(Requirements) Drop all images and give the records again exactly.

(Records to use)
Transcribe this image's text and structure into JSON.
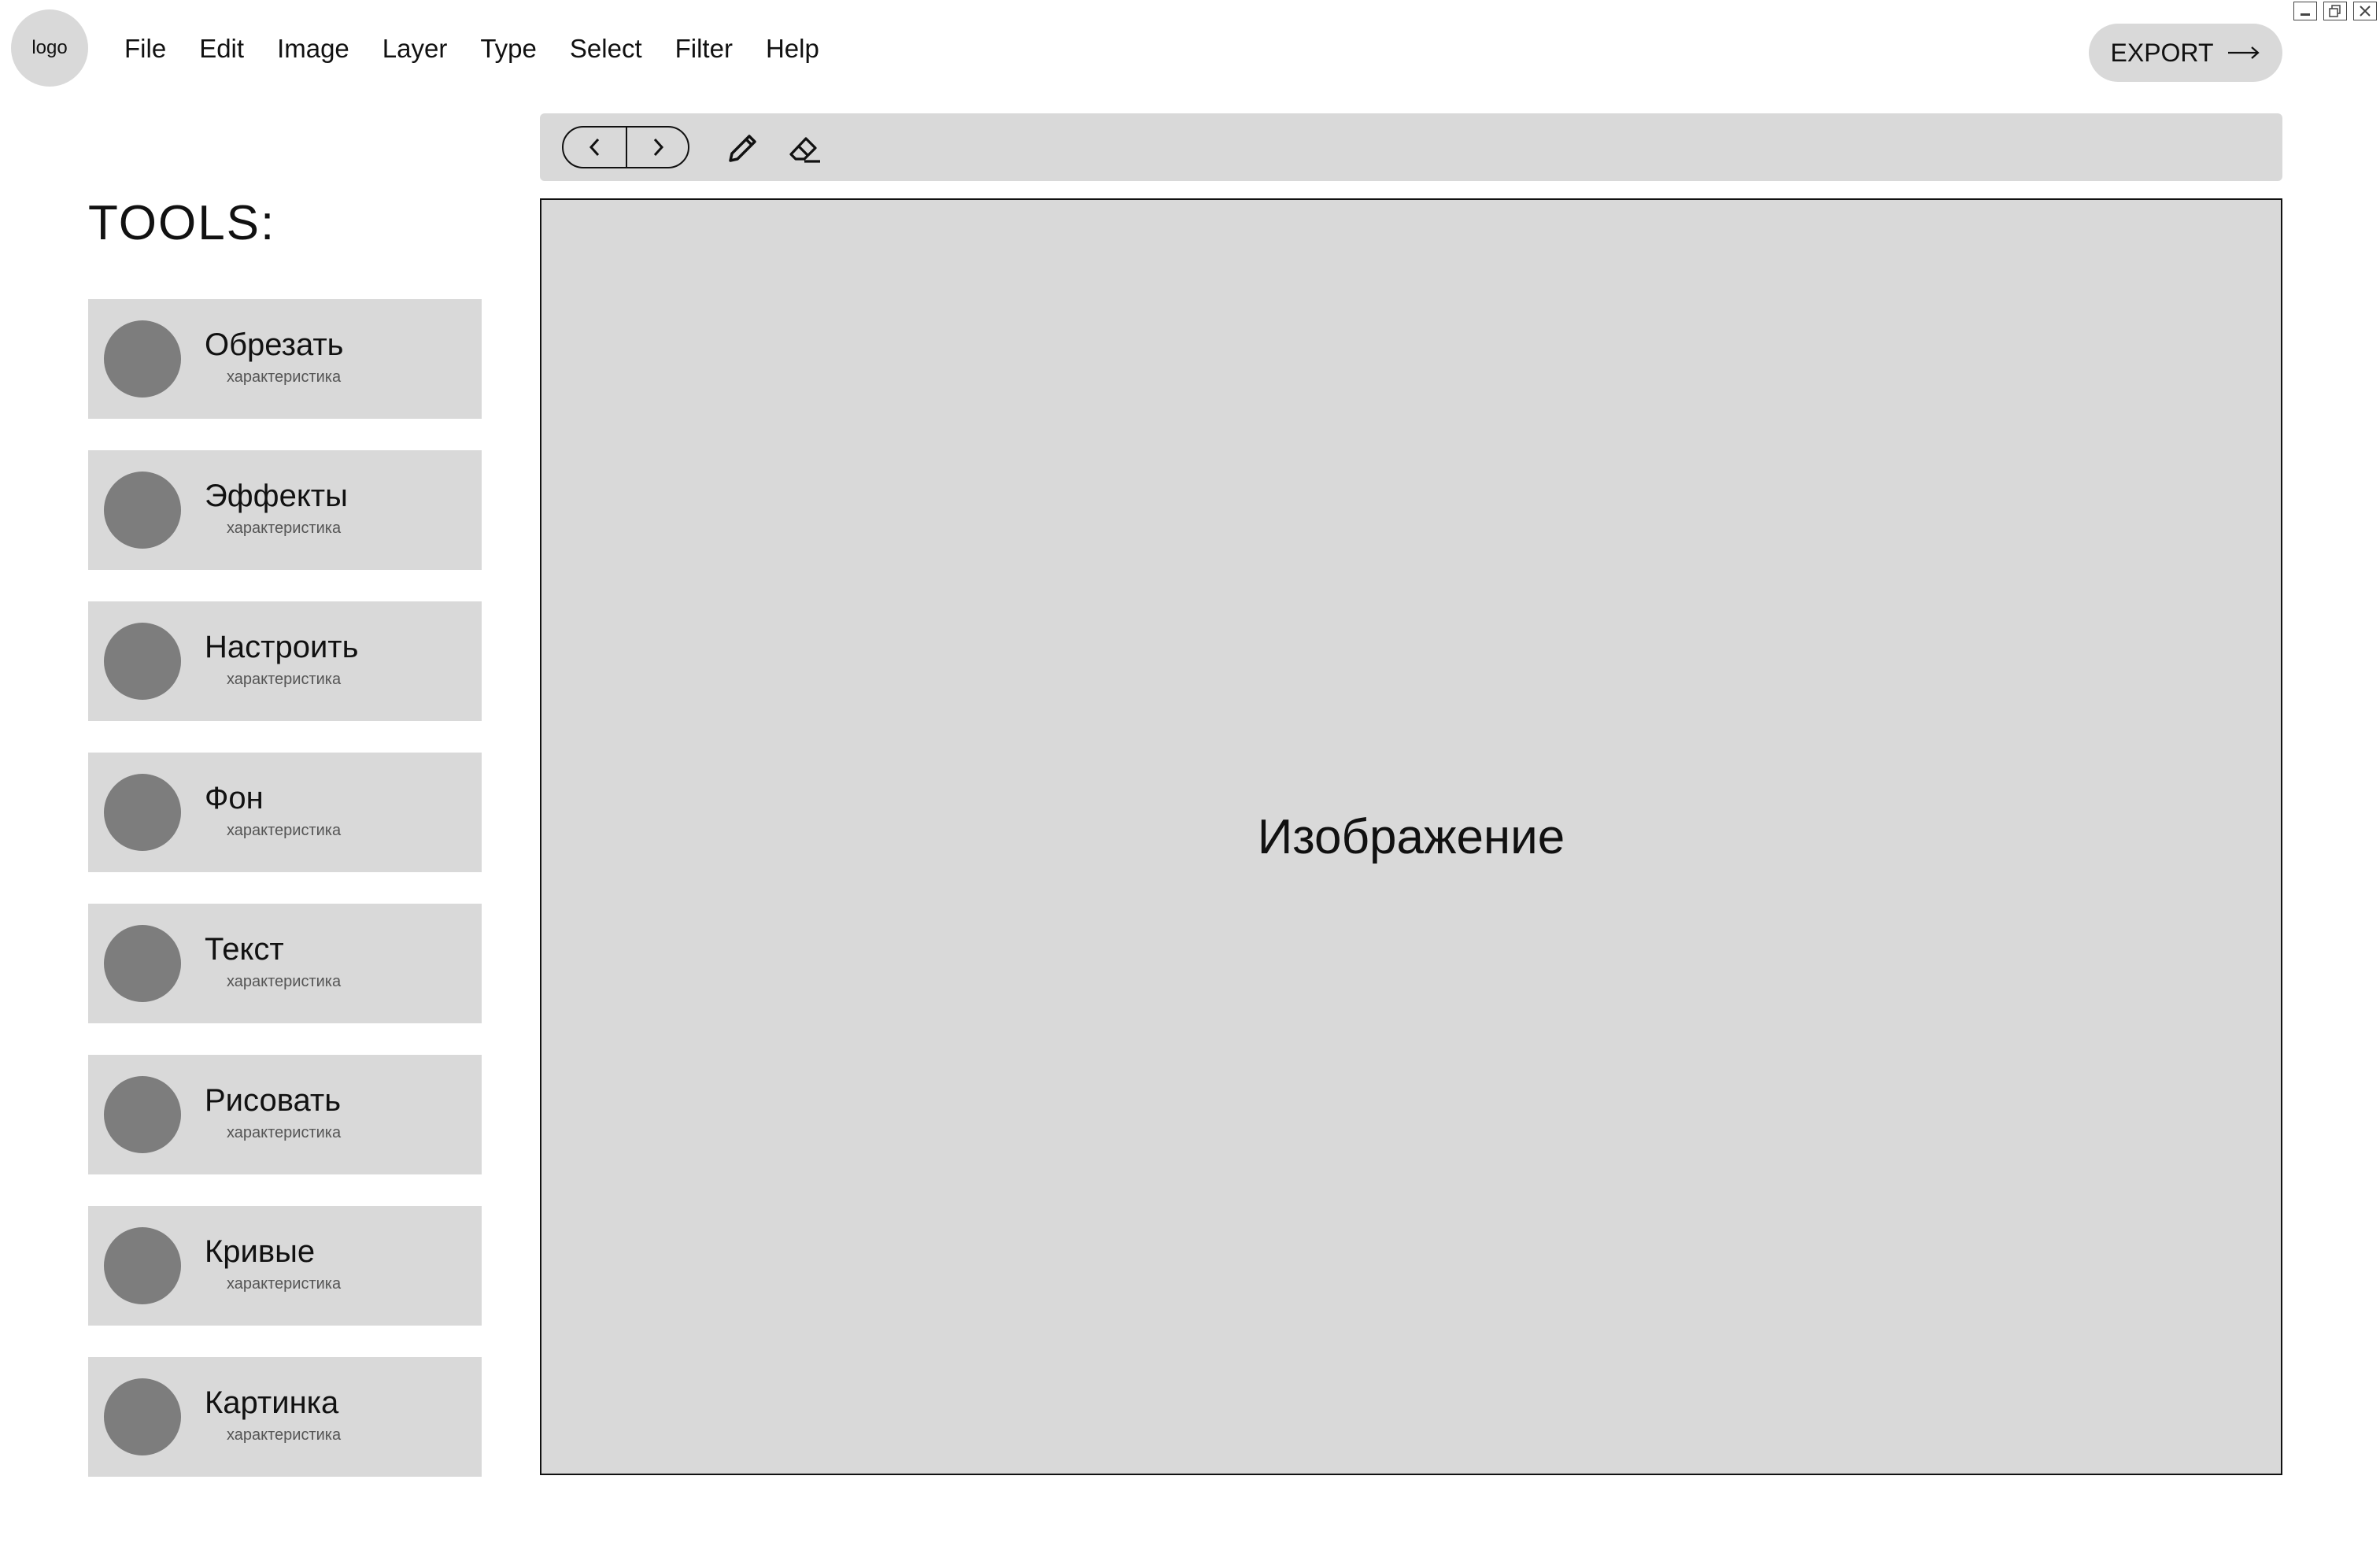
{
  "app": {
    "logo_text": "logo",
    "menu": [
      "File",
      "Edit",
      "Image",
      "Layer",
      "Type",
      "Select",
      "Filter",
      "Help"
    ],
    "export_label": "EXPORT"
  },
  "toolbar": {
    "icons": [
      "back-icon",
      "forward-icon",
      "pencil-icon",
      "eraser-icon"
    ]
  },
  "sidebar": {
    "title": "TOOLS:",
    "items": [
      {
        "label": "Обрезать",
        "sub": "характеристика"
      },
      {
        "label": "Эффекты",
        "sub": "характеристика"
      },
      {
        "label": "Настроить",
        "sub": "характеристика"
      },
      {
        "label": "Фон",
        "sub": "характеристика"
      },
      {
        "label": "Текст",
        "sub": "характеристика"
      },
      {
        "label": "Рисовать",
        "sub": "характеристика"
      },
      {
        "label": "Кривые",
        "sub": "характеристика"
      },
      {
        "label": "Картинка",
        "sub": "характеристика"
      }
    ]
  },
  "canvas": {
    "label": "Изображение"
  },
  "colors": {
    "panel": "#d9d9d9",
    "dot": "#7d7d7d",
    "text": "#111111"
  }
}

(Task answer)
Transcribe this image's text and structure into JSON.
{
  "app": {
    "logo_text": "logo",
    "menu": [
      "File",
      "Edit",
      "Image",
      "Layer",
      "Type",
      "Select",
      "Filter",
      "Help"
    ],
    "export_label": "EXPORT"
  },
  "toolbar": {
    "icons": [
      "back-icon",
      "forward-icon",
      "pencil-icon",
      "eraser-icon"
    ]
  },
  "sidebar": {
    "title": "TOOLS:",
    "items": [
      {
        "label": "Обрезать",
        "sub": "характеристика"
      },
      {
        "label": "Эффекты",
        "sub": "характеристика"
      },
      {
        "label": "Настроить",
        "sub": "характеристика"
      },
      {
        "label": "Фон",
        "sub": "характеристика"
      },
      {
        "label": "Текст",
        "sub": "характеристика"
      },
      {
        "label": "Рисовать",
        "sub": "характеристика"
      },
      {
        "label": "Кривые",
        "sub": "характеристика"
      },
      {
        "label": "Картинка",
        "sub": "характеристика"
      }
    ]
  },
  "canvas": {
    "label": "Изображение"
  },
  "colors": {
    "panel": "#d9d9d9",
    "dot": "#7d7d7d",
    "text": "#111111"
  }
}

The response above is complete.